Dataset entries
===============

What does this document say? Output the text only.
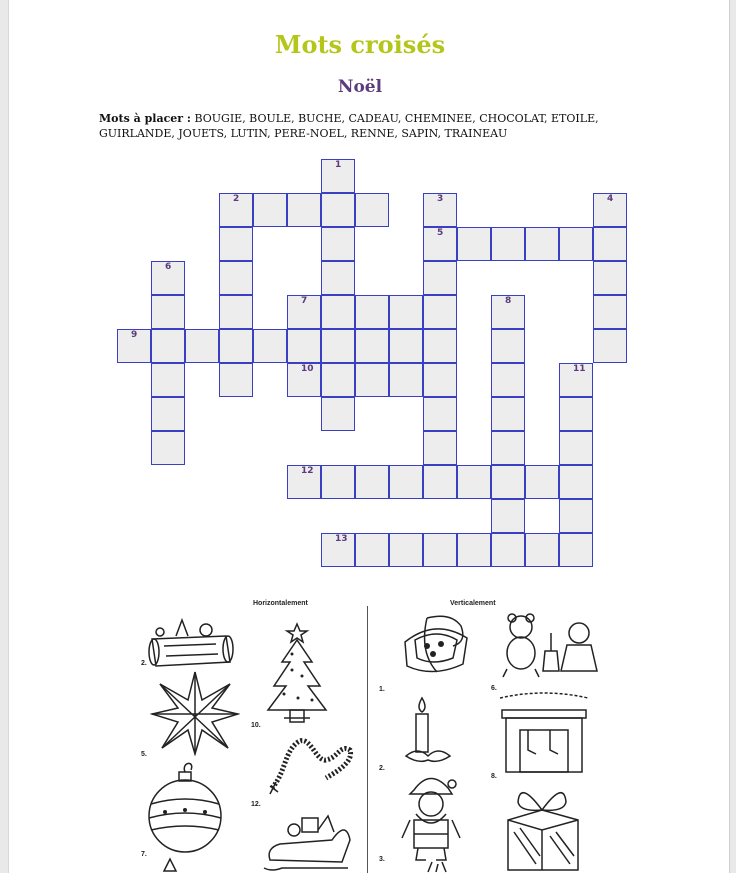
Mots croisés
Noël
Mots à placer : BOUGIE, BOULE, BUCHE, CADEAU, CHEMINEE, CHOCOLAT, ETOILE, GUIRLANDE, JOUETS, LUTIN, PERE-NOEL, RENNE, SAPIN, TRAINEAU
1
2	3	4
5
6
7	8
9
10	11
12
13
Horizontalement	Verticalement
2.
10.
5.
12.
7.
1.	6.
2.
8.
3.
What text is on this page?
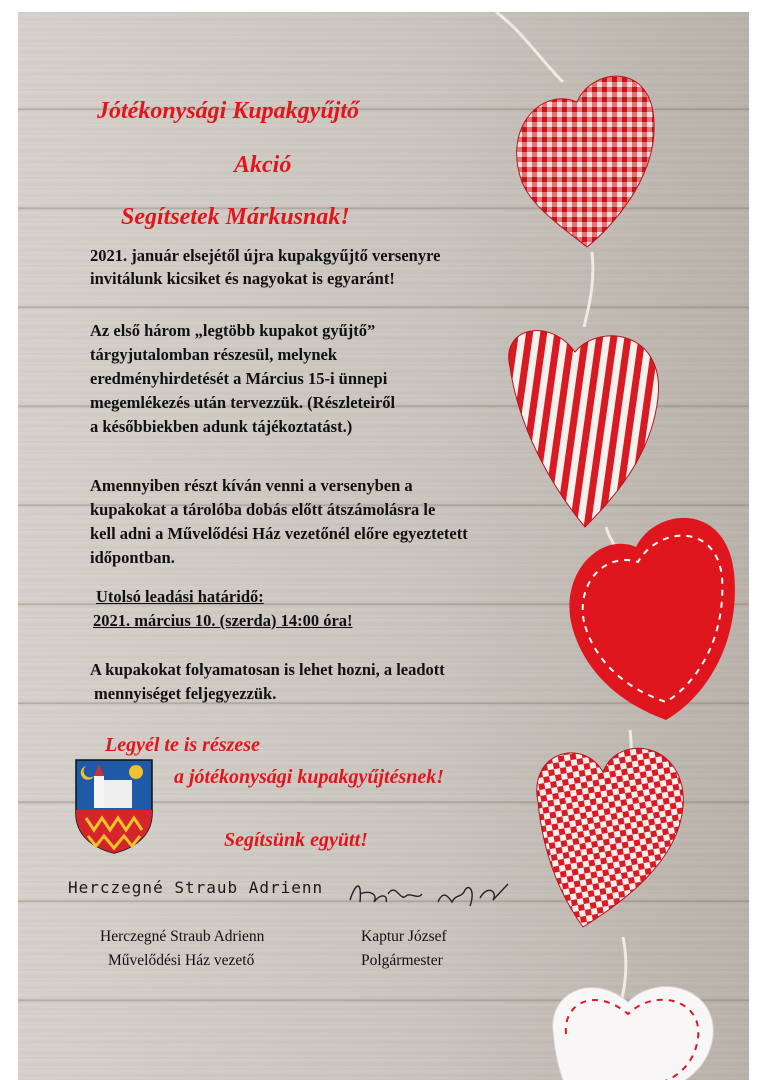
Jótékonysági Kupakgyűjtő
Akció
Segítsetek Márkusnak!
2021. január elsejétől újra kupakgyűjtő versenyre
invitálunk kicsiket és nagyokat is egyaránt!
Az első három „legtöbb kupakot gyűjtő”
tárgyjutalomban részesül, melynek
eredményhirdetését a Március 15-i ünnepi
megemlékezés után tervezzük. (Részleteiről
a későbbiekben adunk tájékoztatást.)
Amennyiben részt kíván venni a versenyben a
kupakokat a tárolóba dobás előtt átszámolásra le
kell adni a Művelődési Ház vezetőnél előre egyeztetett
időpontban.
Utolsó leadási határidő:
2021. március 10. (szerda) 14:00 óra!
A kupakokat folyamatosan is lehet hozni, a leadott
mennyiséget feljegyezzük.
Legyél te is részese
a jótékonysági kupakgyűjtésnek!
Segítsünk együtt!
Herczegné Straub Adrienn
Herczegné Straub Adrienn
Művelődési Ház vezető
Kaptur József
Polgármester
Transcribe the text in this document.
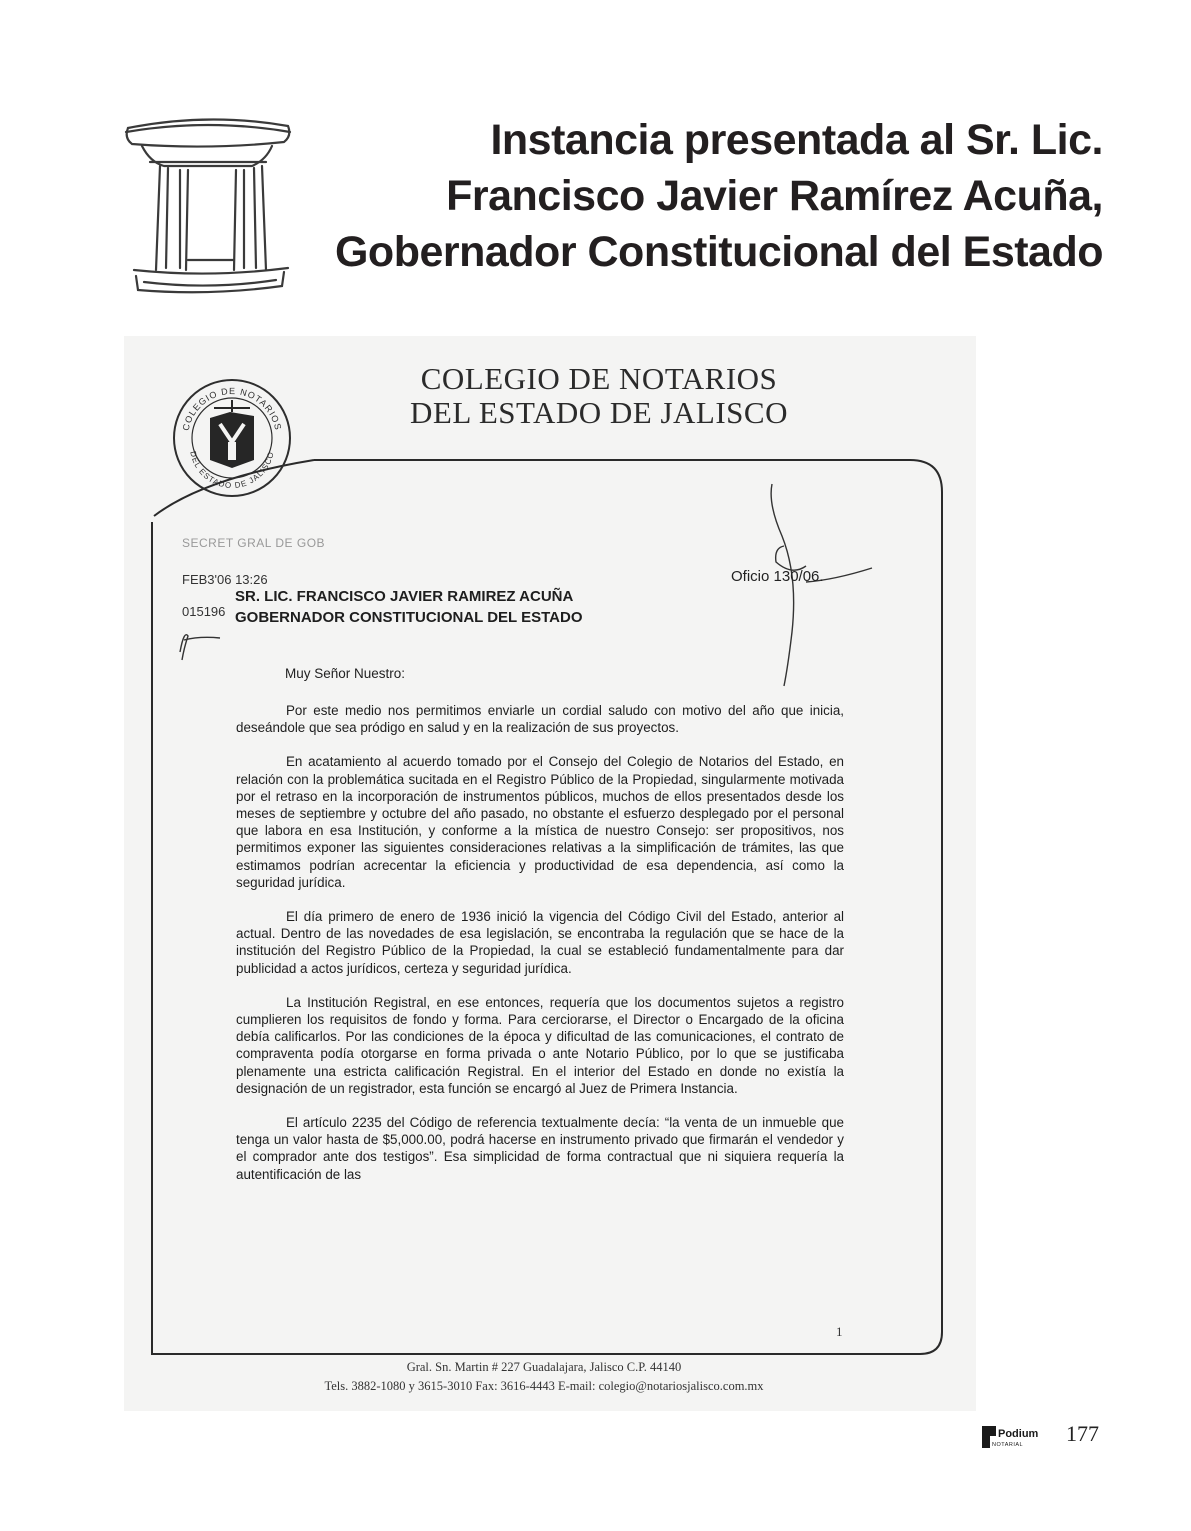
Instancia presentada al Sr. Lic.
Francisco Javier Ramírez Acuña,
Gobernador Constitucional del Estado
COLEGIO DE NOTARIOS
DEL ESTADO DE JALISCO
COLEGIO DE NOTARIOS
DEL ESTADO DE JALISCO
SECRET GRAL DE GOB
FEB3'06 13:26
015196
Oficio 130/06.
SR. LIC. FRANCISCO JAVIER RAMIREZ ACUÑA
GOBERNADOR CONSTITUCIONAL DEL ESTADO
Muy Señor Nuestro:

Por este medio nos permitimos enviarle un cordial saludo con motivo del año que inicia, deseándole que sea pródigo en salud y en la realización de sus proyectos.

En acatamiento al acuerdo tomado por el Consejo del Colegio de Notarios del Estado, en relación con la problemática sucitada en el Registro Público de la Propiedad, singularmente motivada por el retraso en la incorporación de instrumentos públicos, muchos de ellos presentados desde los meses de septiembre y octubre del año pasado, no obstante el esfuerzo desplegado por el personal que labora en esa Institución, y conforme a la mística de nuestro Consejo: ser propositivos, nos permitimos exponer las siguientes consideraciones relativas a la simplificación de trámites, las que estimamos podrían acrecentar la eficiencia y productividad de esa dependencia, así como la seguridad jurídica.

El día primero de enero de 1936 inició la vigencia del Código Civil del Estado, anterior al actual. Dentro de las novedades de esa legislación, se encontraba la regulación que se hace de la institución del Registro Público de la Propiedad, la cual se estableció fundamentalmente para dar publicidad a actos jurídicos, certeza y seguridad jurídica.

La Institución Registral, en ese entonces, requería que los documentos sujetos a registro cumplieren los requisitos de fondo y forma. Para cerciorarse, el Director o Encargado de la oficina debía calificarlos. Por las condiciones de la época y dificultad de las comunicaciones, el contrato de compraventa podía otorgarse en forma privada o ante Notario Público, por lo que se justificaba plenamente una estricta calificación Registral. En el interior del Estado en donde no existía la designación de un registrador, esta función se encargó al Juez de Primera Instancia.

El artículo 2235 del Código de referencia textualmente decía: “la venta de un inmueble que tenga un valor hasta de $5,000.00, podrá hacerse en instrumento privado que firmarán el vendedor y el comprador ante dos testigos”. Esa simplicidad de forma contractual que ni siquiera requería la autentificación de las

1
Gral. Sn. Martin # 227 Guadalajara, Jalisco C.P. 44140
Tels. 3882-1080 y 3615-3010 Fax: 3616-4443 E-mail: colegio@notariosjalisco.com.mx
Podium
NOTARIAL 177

===============

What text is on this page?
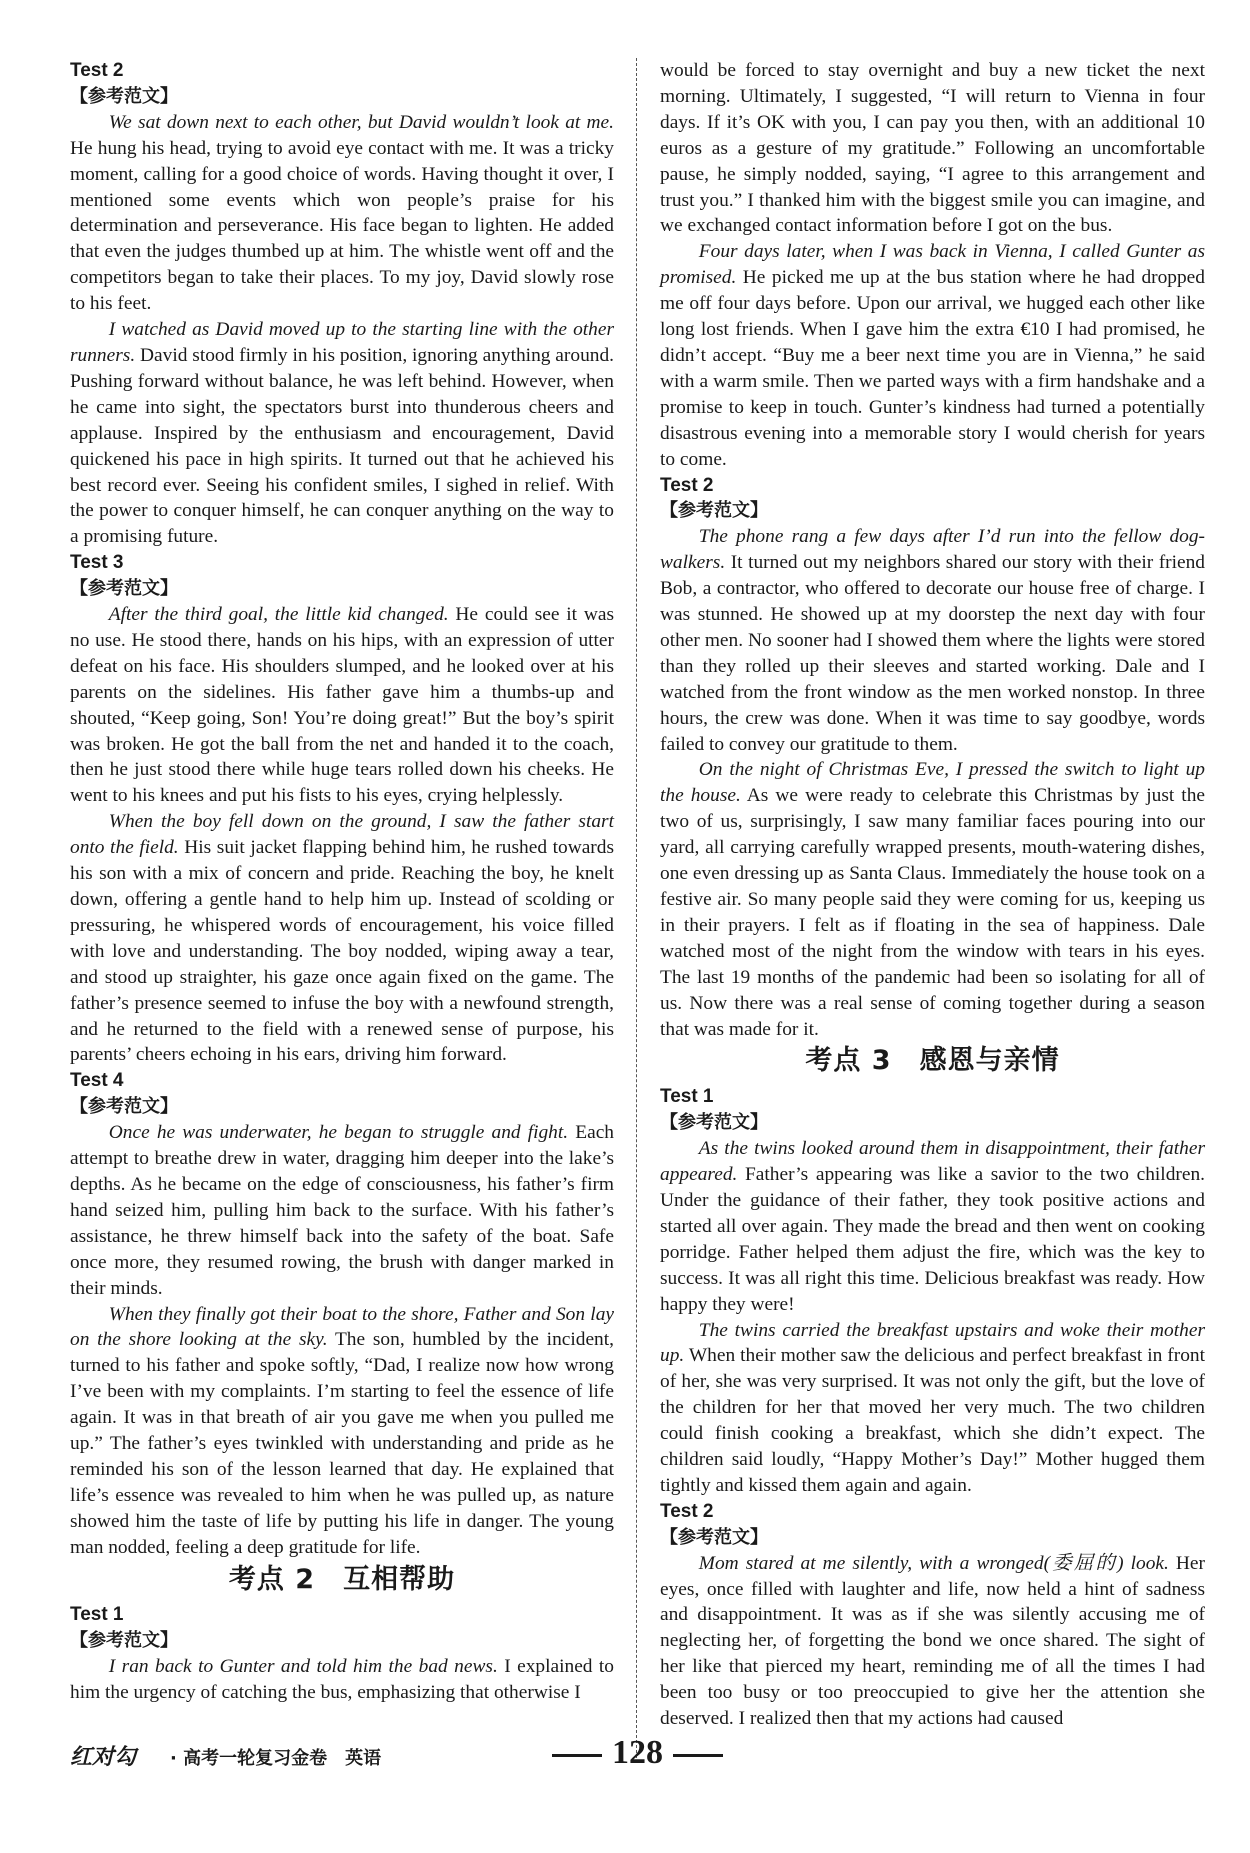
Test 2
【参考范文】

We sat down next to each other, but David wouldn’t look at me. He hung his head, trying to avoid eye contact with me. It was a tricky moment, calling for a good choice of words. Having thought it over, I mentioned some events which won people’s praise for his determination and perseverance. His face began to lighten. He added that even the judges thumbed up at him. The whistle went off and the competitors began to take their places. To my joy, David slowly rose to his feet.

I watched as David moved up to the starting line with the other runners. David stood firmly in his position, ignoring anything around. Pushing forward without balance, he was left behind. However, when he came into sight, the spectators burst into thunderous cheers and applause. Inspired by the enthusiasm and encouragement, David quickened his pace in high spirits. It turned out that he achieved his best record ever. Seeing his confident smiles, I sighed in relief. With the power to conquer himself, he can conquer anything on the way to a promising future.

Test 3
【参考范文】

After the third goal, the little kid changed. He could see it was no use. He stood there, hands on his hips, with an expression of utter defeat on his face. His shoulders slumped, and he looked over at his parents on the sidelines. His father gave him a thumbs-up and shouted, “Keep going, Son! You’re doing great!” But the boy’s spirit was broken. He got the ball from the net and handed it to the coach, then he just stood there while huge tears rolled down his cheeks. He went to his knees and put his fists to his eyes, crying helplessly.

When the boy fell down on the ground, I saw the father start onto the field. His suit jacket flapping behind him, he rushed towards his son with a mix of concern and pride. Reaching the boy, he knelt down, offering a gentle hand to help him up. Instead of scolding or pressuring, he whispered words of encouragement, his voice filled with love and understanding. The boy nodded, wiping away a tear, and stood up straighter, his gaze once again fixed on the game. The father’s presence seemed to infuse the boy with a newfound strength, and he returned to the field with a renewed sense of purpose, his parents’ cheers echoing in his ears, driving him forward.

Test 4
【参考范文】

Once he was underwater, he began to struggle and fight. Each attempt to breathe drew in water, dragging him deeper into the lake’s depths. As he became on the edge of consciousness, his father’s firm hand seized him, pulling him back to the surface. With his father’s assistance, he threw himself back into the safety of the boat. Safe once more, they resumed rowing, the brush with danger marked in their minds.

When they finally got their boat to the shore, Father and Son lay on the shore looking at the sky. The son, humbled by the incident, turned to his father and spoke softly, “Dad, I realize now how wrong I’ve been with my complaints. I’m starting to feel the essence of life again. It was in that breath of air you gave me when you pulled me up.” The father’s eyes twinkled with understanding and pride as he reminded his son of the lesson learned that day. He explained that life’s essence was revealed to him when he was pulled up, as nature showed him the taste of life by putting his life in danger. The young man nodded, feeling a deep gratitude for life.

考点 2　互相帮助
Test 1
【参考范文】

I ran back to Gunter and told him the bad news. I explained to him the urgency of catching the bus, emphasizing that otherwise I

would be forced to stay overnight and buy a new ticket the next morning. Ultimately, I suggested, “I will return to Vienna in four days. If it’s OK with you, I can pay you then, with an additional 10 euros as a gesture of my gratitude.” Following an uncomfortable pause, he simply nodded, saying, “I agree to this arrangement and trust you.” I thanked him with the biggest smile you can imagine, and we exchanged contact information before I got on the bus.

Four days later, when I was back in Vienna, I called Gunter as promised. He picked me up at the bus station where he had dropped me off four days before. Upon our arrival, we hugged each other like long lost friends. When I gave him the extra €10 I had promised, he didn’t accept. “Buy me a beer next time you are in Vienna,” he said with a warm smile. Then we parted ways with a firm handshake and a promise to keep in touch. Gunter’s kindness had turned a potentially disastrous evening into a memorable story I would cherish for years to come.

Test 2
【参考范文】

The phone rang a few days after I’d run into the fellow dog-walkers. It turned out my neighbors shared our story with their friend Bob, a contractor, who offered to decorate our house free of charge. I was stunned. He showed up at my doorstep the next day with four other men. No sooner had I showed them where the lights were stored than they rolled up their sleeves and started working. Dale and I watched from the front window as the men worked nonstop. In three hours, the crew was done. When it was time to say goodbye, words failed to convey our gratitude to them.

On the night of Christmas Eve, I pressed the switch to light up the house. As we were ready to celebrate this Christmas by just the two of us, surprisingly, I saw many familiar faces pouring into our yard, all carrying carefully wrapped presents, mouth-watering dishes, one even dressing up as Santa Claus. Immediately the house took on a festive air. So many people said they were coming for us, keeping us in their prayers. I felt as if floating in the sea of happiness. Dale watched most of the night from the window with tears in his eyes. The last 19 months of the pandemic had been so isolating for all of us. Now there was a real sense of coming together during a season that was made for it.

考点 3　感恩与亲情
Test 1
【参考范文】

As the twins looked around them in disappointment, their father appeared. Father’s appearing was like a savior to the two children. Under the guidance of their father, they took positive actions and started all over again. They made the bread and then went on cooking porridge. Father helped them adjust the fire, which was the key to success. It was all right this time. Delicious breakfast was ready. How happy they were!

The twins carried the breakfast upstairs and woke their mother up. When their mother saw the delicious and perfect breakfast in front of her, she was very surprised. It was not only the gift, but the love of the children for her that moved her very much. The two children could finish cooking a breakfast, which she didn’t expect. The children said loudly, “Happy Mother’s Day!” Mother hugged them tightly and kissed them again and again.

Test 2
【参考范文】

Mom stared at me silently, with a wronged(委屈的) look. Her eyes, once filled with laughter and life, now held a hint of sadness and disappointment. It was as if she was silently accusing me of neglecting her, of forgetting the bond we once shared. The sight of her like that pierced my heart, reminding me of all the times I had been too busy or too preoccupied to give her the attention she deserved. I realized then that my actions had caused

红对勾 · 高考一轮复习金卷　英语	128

===============

◆ Given task: Search the records for the word "only". Copy every line that has it.

◆ Correct response:
What does this document say? Output the text only.
The twins carried the breakfast upstairs and woke their mother up. When their mother saw the delicious and perfect breakfast in front of her, she was very surprised. It was not only the gift, but the love of the children for her that moved her very much. The two children could finish cooking a breakfast, which she didn’t expect. The children said loudly, “Happy Mother’s Day!” Mother hugged them tightly and kissed them again and again.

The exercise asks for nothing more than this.